*** Begin section ***
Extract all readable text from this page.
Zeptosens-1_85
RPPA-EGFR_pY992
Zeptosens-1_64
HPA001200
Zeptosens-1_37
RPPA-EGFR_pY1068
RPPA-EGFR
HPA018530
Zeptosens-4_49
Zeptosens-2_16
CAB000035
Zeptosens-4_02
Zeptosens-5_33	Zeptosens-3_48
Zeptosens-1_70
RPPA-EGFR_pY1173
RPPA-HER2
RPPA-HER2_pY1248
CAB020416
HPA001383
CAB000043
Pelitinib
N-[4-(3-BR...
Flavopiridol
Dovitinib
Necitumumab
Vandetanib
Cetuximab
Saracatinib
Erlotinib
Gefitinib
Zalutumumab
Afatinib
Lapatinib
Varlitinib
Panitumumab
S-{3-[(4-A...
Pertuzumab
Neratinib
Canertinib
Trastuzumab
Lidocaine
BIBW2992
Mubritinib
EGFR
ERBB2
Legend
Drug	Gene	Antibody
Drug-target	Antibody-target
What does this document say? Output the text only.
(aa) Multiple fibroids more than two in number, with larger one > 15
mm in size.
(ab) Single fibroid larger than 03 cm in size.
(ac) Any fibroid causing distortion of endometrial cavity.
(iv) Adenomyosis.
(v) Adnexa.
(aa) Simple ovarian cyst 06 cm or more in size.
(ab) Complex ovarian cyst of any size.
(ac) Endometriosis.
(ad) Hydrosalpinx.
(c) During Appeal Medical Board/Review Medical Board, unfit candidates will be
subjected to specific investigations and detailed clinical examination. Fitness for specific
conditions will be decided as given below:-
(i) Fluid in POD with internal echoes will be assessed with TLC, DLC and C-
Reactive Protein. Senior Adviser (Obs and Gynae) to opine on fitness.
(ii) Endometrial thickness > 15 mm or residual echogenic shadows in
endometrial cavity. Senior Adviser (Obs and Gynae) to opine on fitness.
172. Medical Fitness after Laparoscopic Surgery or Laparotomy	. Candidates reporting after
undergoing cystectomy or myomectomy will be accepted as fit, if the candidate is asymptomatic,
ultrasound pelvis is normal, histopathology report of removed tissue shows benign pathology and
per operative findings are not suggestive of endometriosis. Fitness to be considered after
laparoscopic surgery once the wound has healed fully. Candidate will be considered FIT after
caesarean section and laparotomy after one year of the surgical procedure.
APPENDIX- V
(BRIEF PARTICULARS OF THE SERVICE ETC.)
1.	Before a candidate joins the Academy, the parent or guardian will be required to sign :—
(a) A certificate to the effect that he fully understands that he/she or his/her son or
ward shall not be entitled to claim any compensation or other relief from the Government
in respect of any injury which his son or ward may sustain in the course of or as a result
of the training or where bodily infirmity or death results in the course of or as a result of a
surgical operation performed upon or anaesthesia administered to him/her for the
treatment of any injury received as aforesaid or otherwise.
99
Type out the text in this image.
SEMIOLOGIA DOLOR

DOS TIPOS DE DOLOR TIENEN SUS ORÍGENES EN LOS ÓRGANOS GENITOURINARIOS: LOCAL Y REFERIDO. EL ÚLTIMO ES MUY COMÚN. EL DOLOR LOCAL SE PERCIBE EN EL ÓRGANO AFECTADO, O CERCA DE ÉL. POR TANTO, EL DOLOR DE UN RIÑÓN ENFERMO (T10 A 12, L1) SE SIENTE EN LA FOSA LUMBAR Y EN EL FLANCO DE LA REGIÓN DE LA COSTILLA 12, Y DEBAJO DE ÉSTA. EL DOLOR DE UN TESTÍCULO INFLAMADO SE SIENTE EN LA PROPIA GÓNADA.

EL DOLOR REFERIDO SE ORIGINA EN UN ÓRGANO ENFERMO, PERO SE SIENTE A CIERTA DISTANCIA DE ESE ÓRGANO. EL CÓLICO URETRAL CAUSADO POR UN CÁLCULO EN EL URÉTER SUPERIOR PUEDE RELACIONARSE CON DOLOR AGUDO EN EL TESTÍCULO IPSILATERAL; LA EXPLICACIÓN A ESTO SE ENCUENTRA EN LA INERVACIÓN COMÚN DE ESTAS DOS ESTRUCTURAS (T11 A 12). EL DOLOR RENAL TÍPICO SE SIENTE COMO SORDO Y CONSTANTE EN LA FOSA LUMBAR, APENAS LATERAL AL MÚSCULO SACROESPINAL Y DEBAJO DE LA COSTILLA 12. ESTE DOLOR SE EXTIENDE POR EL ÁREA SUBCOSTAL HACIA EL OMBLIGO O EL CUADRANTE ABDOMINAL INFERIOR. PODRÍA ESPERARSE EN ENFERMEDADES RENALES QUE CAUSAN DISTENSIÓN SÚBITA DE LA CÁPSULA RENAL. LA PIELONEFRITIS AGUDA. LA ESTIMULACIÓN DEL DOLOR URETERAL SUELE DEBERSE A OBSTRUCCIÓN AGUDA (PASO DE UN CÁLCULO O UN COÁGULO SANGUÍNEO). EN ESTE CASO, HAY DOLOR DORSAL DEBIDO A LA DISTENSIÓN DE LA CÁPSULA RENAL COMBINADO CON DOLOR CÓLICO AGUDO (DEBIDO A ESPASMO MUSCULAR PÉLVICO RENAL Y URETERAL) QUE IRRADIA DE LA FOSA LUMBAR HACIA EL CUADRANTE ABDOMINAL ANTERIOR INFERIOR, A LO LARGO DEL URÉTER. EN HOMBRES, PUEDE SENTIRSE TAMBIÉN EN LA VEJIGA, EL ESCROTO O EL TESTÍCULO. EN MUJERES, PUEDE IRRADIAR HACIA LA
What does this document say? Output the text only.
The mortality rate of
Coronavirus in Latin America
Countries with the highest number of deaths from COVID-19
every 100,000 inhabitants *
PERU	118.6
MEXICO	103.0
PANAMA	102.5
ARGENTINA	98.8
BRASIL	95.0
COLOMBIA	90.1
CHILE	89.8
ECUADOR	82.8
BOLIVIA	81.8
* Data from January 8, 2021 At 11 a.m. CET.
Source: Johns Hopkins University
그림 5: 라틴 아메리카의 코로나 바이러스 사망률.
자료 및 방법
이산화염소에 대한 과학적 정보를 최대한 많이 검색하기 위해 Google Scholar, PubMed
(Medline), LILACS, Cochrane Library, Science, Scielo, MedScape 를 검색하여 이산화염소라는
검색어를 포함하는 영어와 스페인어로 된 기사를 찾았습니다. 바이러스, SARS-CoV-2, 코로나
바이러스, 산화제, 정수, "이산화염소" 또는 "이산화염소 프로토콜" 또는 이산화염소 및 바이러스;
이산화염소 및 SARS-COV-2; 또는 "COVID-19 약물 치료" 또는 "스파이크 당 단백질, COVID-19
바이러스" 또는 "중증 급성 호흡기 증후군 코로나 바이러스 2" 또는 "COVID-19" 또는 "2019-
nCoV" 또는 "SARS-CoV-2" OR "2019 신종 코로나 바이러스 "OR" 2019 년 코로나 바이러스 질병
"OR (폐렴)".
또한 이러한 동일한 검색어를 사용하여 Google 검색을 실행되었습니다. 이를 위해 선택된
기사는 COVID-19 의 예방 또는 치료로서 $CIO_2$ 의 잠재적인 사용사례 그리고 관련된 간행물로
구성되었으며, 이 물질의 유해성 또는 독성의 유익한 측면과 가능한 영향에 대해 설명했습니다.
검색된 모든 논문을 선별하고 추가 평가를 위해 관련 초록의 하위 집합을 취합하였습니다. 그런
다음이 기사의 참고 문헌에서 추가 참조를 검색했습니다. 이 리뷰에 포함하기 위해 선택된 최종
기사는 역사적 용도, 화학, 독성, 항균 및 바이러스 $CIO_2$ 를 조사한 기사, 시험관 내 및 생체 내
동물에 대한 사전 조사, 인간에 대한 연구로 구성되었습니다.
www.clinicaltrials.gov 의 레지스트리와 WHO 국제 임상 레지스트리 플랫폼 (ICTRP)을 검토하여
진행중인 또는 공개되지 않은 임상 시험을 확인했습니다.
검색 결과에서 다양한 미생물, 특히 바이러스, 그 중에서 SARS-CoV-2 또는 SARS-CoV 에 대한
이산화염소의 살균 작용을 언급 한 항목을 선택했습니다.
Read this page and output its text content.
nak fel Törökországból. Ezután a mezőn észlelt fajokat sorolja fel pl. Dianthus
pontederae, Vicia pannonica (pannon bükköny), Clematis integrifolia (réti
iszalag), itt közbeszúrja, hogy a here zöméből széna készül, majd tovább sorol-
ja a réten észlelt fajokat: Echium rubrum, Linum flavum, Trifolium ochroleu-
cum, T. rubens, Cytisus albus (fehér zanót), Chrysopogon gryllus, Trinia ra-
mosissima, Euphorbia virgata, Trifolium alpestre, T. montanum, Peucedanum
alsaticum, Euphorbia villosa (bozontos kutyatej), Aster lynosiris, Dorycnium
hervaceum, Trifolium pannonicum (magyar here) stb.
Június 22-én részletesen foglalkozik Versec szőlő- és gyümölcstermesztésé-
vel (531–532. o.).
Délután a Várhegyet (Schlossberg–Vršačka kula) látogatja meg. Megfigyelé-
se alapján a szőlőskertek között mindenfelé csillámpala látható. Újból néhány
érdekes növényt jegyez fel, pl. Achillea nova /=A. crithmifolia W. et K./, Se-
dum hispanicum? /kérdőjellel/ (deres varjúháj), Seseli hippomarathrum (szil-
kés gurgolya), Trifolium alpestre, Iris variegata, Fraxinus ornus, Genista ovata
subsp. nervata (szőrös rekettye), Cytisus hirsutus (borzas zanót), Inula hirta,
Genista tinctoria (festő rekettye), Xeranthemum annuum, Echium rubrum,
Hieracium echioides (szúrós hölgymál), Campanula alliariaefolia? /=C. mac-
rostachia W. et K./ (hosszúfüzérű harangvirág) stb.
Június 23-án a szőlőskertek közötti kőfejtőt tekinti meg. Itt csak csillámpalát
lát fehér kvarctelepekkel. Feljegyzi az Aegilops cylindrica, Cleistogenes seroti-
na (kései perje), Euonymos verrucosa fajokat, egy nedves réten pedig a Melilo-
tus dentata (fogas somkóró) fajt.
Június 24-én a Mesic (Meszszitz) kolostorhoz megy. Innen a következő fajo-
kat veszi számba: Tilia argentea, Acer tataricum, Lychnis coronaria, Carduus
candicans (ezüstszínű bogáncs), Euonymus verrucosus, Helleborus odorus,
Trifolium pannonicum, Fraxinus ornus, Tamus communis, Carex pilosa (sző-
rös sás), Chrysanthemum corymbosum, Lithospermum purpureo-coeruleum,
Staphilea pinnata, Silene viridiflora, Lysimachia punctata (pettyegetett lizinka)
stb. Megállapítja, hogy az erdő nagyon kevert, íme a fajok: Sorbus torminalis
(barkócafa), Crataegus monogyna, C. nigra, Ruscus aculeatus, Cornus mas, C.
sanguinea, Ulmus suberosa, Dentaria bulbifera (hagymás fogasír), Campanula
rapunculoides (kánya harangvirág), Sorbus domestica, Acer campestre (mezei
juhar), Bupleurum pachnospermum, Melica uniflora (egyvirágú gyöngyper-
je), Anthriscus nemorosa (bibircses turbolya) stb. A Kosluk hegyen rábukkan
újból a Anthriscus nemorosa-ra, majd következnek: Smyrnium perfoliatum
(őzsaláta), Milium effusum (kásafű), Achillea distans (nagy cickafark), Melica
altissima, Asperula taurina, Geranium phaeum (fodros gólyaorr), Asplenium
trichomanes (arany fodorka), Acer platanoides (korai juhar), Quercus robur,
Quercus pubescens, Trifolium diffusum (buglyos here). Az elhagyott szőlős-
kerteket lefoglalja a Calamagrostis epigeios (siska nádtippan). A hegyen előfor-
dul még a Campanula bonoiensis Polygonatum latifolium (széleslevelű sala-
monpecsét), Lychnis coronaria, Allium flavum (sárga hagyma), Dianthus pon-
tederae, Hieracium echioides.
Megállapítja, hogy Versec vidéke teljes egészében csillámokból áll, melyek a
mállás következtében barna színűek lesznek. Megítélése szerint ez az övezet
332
*** End section ***
- _What you need to do_: Whenever the word "fajokat" shows up in a line of the entries, list that line.

- _Response below_:
nak fel Törökországból. Ezután a mezőn észlelt fajokat sorolja fel pl. Dianthus
ja a réten észlelt fajokat: Echium rubrum, Linum flavum, Trifolium ochroleu-
na (kései perje), Euonymos verrucosa fajokat, egy nedves réten pedig a Melilo-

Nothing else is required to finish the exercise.